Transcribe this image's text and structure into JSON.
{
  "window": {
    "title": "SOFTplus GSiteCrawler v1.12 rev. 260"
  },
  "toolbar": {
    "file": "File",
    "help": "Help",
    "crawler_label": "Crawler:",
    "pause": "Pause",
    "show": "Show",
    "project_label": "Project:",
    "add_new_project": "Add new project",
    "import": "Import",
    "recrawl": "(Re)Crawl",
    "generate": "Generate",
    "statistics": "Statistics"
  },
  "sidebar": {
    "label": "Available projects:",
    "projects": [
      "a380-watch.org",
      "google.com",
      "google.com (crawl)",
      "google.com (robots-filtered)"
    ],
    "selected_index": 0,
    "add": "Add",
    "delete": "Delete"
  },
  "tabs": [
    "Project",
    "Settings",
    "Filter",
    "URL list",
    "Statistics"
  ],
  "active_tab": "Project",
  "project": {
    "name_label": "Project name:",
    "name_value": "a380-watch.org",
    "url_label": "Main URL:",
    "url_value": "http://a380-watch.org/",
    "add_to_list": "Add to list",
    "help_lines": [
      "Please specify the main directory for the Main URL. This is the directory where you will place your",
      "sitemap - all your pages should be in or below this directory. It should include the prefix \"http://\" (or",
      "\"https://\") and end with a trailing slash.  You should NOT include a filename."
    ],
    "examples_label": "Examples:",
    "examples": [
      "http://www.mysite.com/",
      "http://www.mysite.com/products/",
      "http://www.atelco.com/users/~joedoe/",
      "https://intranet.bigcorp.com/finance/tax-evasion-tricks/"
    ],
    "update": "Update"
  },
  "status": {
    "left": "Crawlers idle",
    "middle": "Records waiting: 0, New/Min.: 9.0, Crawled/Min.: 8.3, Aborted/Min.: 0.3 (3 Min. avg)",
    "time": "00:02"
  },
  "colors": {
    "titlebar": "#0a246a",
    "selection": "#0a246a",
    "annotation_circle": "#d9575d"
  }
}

━━━━━━

## PROBLEM TO WORK ON
Copy out all of the data exactly, leaving nothing out.

## WRITTEN SOLUTION
Transcribe this image's text and structure into JSON.
{
  "window": {
    "title": "SOFTplus GSiteCrawler v1.12 rev. 260"
  },
  "toolbar": {
    "file": "File",
    "help": "Help",
    "crawler_label": "Crawler:",
    "pause": "Pause",
    "show": "Show",
    "project_label": "Project:",
    "add_new_project": "Add new project",
    "import": "Import",
    "recrawl": "(Re)Crawl",
    "generate": "Generate",
    "statistics": "Statistics"
  },
  "sidebar": {
    "label": "Available projects:",
    "projects": [
      "a380-watch.org",
      "google.com",
      "google.com (crawl)",
      "google.com (robots-filtered)"
    ],
    "selected_index": 0,
    "add": "Add",
    "delete": "Delete"
  },
  "tabs": [
    "Project",
    "Settings",
    "Filter",
    "URL list",
    "Statistics"
  ],
  "active_tab": "Project",
  "project": {
    "name_label": "Project name:",
    "name_value": "a380-watch.org",
    "url_label": "Main URL:",
    "url_value": "http://a380-watch.org/",
    "add_to_list": "Add to list",
    "help_lines": [
      "Please specify the main directory for the Main URL. This is the directory where you will place your",
      "sitemap - all your pages should be in or below this directory. It should include the prefix \"http://\" (or",
      "\"https://\") and end with a trailing slash.  You should NOT include a filename."
    ],
    "examples_label": "Examples:",
    "examples": [
      "http://www.mysite.com/",
      "http://www.mysite.com/products/",
      "http://www.atelco.com/users/~joedoe/",
      "https://intranet.bigcorp.com/finance/tax-evasion-tricks/"
    ],
    "update": "Update"
  },
  "status": {
    "left": "Crawlers idle",
    "middle": "Records waiting: 0, New/Min.: 9.0, Crawled/Min.: 8.3, Aborted/Min.: 0.3 (3 Min. avg)",
    "time": "00:02"
  },
  "colors": {
    "titlebar": "#0a246a",
    "selection": "#0a246a",
    "annotation_circle": "#d9575d"
  }
}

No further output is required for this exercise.